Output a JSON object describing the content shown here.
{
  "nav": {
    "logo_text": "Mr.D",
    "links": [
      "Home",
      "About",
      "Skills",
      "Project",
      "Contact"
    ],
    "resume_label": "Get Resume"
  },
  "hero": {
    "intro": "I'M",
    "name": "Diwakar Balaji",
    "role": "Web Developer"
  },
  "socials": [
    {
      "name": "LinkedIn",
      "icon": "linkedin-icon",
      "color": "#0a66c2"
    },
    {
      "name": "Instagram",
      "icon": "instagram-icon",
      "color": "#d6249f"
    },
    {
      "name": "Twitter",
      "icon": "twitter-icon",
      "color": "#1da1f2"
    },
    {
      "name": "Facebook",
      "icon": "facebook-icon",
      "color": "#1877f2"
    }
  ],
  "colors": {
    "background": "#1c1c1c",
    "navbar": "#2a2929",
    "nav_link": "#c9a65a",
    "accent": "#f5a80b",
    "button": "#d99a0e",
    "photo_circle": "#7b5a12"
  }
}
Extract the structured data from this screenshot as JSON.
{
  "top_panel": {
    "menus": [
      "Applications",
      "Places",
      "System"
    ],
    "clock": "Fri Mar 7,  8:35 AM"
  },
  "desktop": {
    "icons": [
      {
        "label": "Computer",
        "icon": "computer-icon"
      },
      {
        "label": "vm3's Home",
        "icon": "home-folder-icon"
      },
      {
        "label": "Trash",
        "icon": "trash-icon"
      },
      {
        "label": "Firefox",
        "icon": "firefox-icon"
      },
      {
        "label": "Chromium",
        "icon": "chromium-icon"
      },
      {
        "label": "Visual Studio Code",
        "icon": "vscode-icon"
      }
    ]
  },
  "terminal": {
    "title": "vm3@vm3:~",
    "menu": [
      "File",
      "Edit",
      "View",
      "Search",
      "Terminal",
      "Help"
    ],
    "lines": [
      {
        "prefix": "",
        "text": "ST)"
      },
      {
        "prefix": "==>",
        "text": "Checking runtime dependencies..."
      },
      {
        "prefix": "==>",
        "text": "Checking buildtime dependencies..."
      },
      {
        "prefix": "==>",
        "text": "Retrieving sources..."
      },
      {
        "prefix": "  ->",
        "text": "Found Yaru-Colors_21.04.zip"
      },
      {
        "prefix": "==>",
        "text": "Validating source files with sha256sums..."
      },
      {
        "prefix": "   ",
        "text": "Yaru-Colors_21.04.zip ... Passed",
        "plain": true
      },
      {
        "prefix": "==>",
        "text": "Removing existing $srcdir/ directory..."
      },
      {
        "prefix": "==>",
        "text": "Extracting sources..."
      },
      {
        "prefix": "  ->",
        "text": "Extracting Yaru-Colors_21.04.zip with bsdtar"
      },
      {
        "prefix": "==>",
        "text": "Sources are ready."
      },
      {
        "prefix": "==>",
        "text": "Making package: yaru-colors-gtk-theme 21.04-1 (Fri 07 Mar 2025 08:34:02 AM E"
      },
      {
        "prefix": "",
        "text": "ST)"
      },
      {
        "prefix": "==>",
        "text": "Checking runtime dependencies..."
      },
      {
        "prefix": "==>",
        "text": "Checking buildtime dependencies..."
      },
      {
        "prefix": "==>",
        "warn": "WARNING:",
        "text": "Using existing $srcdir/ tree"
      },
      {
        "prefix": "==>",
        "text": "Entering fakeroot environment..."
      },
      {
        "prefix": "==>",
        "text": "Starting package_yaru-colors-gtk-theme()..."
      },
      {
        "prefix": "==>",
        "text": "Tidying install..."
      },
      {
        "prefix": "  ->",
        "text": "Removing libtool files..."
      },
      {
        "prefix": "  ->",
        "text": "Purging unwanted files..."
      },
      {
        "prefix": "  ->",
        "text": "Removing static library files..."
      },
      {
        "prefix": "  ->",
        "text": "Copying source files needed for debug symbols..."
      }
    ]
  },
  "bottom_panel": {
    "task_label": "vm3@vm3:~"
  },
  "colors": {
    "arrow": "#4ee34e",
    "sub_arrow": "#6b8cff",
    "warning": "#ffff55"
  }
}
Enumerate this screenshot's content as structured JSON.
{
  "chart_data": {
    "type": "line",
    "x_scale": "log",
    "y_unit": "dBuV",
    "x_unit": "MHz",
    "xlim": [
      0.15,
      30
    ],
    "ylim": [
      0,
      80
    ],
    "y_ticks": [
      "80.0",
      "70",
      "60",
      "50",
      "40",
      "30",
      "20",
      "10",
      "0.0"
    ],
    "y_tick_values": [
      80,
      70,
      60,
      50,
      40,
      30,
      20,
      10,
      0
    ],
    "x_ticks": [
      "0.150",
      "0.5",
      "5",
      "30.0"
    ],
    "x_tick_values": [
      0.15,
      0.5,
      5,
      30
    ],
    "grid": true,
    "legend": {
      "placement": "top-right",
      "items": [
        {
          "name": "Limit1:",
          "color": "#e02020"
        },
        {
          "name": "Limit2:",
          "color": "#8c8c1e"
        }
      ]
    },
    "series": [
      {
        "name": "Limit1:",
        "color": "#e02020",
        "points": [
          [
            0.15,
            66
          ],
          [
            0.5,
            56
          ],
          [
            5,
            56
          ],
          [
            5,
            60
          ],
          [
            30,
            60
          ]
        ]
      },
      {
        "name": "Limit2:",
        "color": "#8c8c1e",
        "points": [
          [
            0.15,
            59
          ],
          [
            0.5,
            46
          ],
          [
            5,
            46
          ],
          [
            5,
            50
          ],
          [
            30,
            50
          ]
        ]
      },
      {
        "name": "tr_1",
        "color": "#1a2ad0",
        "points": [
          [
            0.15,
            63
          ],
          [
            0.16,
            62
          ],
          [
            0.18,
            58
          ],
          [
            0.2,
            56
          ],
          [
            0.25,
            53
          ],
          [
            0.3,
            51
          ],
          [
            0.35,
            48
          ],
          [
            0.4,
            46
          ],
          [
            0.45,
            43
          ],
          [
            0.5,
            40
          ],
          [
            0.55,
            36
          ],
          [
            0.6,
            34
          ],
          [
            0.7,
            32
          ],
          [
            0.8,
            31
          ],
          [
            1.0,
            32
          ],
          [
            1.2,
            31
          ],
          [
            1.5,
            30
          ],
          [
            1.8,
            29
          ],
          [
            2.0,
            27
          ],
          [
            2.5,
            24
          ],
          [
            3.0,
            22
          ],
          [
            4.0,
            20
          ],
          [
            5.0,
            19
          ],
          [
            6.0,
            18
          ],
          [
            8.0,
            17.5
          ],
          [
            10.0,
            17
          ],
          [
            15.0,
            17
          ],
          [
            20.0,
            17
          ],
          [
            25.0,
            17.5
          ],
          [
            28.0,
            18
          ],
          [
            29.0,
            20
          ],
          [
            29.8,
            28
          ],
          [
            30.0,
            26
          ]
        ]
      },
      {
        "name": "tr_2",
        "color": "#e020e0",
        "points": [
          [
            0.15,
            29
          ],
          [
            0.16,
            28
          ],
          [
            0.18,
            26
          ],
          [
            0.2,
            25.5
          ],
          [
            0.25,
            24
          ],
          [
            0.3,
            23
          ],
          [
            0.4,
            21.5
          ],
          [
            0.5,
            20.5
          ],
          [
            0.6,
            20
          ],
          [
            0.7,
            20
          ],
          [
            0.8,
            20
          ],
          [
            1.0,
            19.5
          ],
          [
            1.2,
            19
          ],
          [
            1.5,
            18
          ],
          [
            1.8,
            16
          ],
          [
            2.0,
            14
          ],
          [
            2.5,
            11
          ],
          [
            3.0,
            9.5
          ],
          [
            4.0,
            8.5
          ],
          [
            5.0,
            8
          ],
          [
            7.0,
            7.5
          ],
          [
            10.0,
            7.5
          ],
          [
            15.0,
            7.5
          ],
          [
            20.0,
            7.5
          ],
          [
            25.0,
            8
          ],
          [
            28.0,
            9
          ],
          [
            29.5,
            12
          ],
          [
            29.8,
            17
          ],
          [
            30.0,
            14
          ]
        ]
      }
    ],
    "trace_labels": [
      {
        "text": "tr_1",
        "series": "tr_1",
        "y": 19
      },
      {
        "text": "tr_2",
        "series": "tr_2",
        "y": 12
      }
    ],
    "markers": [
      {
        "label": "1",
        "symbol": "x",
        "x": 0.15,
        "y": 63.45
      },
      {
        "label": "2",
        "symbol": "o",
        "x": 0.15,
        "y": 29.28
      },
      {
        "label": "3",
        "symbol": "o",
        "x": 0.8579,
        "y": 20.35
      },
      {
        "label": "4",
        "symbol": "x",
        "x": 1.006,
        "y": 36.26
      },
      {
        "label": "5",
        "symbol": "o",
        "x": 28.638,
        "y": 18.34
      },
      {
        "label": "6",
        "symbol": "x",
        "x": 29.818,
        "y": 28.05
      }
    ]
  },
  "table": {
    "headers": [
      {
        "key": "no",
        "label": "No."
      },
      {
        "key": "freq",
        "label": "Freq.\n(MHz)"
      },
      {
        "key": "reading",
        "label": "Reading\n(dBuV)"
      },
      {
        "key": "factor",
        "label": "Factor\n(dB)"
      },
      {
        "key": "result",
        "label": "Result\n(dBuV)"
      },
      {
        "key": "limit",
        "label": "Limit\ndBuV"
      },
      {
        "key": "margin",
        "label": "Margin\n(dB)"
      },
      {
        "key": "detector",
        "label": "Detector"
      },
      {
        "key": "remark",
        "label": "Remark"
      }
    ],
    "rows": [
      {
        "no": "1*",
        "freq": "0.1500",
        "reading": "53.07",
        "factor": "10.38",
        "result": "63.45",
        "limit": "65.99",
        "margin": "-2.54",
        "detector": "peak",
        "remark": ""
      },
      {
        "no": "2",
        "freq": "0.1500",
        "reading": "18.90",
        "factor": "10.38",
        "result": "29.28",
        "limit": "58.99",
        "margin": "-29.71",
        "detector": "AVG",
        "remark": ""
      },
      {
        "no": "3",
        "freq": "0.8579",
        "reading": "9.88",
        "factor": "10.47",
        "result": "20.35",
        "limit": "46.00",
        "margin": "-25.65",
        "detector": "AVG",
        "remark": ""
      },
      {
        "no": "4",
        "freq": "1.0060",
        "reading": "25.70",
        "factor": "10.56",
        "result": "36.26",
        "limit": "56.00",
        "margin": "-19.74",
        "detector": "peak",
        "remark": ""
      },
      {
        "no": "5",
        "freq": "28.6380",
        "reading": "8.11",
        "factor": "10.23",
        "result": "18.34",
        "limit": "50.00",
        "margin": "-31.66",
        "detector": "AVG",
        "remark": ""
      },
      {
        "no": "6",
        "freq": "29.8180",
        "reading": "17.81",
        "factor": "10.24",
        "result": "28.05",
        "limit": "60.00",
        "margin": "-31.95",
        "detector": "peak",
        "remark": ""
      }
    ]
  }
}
^^^^^^^^^^^^^^^^
**Exercise directions**
Tally the lines of the material above that contain the word "files" and report the total alone.

**Solution**
5